List each line in which the string "zone" appears.

[Extracted records]
--------

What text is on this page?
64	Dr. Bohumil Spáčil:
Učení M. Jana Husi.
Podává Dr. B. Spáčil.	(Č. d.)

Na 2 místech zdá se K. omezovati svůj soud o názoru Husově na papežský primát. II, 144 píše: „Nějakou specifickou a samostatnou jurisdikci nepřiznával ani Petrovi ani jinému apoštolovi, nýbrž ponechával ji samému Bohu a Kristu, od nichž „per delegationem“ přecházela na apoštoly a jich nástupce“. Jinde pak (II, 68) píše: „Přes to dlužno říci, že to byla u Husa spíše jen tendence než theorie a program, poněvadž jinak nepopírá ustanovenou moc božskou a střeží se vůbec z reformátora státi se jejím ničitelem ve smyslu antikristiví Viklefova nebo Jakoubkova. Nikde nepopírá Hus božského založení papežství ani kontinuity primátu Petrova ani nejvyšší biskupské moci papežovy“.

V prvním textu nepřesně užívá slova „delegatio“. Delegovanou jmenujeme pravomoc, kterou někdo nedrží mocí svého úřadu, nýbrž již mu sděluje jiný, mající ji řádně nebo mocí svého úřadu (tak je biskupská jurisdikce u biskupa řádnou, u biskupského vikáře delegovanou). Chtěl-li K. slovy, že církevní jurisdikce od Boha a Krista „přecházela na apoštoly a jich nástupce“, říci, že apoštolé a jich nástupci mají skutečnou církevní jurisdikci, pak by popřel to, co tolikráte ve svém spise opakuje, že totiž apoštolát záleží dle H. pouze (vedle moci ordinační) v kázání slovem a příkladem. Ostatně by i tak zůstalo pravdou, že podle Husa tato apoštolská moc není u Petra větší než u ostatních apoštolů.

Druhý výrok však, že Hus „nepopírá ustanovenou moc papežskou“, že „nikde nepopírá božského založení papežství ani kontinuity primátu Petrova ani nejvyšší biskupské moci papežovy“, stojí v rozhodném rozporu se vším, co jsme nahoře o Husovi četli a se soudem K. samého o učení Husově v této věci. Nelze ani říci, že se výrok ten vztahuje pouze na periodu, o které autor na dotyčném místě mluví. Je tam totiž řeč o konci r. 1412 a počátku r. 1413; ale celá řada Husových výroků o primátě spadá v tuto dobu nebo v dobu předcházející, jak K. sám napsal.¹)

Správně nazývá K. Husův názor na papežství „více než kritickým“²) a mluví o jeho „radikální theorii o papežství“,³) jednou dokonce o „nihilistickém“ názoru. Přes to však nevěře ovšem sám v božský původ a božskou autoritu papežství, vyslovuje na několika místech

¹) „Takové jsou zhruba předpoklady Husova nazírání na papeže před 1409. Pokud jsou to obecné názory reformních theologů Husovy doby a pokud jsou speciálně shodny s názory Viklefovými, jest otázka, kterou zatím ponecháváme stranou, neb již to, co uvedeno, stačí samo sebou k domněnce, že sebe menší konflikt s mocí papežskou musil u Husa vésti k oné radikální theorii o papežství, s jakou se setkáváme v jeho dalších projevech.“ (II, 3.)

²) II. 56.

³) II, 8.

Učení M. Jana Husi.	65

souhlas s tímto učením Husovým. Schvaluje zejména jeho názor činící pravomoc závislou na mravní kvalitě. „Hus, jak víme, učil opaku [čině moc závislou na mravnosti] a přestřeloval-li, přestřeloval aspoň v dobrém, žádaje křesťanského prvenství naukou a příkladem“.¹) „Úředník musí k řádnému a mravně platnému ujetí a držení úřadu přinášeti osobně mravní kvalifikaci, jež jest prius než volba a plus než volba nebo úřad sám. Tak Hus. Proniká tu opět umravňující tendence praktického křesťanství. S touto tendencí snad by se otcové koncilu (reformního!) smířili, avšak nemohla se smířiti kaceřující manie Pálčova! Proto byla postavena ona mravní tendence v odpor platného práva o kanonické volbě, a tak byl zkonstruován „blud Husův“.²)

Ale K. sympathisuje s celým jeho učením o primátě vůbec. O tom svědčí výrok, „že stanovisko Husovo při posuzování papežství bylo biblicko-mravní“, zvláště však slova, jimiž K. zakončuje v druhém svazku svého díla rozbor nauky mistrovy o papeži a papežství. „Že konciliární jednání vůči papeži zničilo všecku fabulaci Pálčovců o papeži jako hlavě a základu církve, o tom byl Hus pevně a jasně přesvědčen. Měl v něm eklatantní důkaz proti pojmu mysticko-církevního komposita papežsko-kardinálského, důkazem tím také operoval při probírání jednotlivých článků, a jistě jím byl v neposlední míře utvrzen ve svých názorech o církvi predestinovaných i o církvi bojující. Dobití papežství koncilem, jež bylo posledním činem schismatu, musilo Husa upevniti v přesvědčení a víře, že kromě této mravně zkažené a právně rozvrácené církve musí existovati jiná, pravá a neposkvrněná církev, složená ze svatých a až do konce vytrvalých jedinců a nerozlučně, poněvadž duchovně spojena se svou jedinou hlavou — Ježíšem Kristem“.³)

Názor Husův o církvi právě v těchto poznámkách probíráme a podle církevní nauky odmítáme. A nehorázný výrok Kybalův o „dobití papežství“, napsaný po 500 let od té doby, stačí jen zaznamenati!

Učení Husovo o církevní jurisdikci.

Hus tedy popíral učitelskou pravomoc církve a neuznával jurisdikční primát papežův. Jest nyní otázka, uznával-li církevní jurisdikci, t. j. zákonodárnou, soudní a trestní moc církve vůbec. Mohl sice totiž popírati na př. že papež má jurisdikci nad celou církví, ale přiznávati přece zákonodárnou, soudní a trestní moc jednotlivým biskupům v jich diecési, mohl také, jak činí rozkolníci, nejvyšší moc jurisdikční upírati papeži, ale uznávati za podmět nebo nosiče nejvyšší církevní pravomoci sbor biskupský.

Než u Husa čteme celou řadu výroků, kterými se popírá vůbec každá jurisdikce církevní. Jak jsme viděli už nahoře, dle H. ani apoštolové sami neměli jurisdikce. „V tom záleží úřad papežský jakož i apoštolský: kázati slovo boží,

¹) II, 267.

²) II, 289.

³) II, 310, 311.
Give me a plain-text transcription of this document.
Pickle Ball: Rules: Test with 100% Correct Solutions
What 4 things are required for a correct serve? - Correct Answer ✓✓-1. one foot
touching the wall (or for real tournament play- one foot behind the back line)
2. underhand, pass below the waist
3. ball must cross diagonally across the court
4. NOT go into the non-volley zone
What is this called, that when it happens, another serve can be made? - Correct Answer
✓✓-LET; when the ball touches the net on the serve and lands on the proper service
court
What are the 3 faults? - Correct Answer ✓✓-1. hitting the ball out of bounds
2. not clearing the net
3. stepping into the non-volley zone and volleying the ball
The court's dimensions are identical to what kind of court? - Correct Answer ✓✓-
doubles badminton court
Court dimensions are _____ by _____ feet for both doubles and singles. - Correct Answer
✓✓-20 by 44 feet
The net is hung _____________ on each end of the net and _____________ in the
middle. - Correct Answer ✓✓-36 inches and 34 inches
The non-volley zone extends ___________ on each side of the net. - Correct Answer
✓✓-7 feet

--------

=== EXERCISE SOLUTION ===
4. NOT go into the non-volley zone
3. stepping into the non-volley zone and volleying the ball
The non-volley zone extends ___________ on each side of the net. - Correct Answer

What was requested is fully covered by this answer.